** Records to use **
+-------+

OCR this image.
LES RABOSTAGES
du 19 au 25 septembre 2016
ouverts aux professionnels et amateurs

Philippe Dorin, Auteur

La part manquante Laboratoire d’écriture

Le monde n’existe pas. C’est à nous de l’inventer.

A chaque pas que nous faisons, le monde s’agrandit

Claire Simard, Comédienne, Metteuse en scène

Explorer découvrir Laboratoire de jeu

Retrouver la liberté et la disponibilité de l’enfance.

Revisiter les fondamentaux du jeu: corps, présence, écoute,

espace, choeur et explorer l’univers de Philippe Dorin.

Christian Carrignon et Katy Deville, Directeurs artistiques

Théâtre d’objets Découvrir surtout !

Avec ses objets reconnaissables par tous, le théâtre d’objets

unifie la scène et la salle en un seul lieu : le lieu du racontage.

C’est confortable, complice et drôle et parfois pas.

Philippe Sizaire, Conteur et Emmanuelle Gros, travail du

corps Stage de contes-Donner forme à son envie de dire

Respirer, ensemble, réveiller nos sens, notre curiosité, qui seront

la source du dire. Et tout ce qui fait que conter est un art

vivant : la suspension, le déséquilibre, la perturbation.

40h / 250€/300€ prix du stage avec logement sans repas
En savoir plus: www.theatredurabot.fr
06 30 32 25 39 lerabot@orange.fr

+-------+

** Goal of the exercise **
Using the listing above, gather each line that holds the string "Dorin" and copy it.

** Finished task **
Philippe Dorin, Auteur
espace, choeur et explorer l’univers de Philippe Dorin.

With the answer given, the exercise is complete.